▶ [EXERCISE INSTRUCTIONS]: Reproduce all of the records exactly.

Rows from a figure dataset:
========

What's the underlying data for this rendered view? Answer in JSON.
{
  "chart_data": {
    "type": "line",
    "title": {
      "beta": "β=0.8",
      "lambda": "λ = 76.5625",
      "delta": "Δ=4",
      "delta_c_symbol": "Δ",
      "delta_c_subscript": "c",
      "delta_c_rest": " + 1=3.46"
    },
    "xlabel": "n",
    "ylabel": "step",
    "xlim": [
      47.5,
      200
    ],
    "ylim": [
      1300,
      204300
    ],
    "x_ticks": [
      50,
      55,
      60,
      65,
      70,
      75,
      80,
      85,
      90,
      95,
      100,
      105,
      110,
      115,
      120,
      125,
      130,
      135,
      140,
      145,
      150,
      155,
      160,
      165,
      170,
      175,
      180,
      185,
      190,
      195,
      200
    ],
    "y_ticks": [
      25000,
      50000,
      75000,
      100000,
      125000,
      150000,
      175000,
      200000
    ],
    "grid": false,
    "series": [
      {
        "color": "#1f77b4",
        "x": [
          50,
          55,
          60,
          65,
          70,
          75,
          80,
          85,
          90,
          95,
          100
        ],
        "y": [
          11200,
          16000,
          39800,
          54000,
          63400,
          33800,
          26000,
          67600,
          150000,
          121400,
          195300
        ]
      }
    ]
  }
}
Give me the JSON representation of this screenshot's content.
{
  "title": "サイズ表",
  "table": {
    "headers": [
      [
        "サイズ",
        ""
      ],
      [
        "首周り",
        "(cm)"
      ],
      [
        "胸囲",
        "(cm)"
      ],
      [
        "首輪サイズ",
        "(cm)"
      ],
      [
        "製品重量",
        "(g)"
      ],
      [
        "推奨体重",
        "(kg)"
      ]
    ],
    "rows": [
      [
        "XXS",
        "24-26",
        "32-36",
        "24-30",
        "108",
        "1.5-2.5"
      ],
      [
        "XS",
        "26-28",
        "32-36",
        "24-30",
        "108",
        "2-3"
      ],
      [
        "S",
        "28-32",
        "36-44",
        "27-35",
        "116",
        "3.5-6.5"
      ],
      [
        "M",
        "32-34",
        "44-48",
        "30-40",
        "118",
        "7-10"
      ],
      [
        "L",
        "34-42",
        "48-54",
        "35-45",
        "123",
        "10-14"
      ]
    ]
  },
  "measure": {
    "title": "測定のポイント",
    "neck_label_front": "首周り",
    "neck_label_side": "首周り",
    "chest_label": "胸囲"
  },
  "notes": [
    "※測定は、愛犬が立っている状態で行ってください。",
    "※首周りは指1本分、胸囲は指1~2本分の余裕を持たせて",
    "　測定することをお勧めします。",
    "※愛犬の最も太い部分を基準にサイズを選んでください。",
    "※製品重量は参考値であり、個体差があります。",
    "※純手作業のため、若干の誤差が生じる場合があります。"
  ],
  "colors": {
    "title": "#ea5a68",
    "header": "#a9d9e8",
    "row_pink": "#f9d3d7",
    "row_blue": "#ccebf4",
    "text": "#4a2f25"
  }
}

========

▶ [ANSWER]:
What's the underlying data for this rendered view? Answer in JSON.
{
  "chart_data": {
    "type": "line",
    "title": {
      "beta": "β=0.8",
      "lambda": "λ = 76.5625",
      "delta": "Δ=4",
      "delta_c_symbol": "Δ",
      "delta_c_subscript": "c",
      "delta_c_rest": " + 1=3.46"
    },
    "xlabel": "n",
    "ylabel": "step",
    "xlim": [
      47.5,
      200
    ],
    "ylim": [
      1300,
      204300
    ],
    "x_ticks": [
      50,
      55,
      60,
      65,
      70,
      75,
      80,
      85,
      90,
      95,
      100,
      105,
      110,
      115,
      120,
      125,
      130,
      135,
      140,
      145,
      150,
      155,
      160,
      165,
      170,
      175,
      180,
      185,
      190,
      195,
      200
    ],
    "y_ticks": [
      25000,
      50000,
      75000,
      100000,
      125000,
      150000,
      175000,
      200000
    ],
    "grid": false,
    "series": [
      {
        "color": "#1f77b4",
        "x": [
          50,
          55,
          60,
          65,
          70,
          75,
          80,
          85,
          90,
          95,
          100
        ],
        "y": [
          11200,
          16000,
          39800,
          54000,
          63400,
          33800,
          26000,
          67600,
          150000,
          121400,
          195300
        ]
      }
    ]
  }
}
Give me the JSON representation of this screenshot's content.
{
  "title": "サイズ表",
  "table": {
    "headers": [
      [
        "サイズ",
        ""
      ],
      [
        "首周り",
        "(cm)"
      ],
      [
        "胸囲",
        "(cm)"
      ],
      [
        "首輪サイズ",
        "(cm)"
      ],
      [
        "製品重量",
        "(g)"
      ],
      [
        "推奨体重",
        "(kg)"
      ]
    ],
    "rows": [
      [
        "XXS",
        "24-26",
        "32-36",
        "24-30",
        "108",
        "1.5-2.5"
      ],
      [
        "XS",
        "26-28",
        "32-36",
        "24-30",
        "108",
        "2-3"
      ],
      [
        "S",
        "28-32",
        "36-44",
        "27-35",
        "116",
        "3.5-6.5"
      ],
      [
        "M",
        "32-34",
        "44-48",
        "30-40",
        "118",
        "7-10"
      ],
      [
        "L",
        "34-42",
        "48-54",
        "35-45",
        "123",
        "10-14"
      ]
    ]
  },
  "measure": {
    "title": "測定のポイント",
    "neck_label_front": "首周り",
    "neck_label_side": "首周り",
    "chest_label": "胸囲"
  },
  "notes": [
    "※測定は、愛犬が立っている状態で行ってください。",
    "※首周りは指1本分、胸囲は指1~2本分の余裕を持たせて",
    "　測定することをお勧めします。",
    "※愛犬の最も太い部分を基準にサイズを選んでください。",
    "※製品重量は参考値であり、個体差があります。",
    "※純手作業のため、若干の誤差が生じる場合があります。"
  ],
  "colors": {
    "title": "#ea5a68",
    "header": "#a9d9e8",
    "row_pink": "#f9d3d7",
    "row_blue": "#ccebf4",
    "text": "#4a2f25"
  }
}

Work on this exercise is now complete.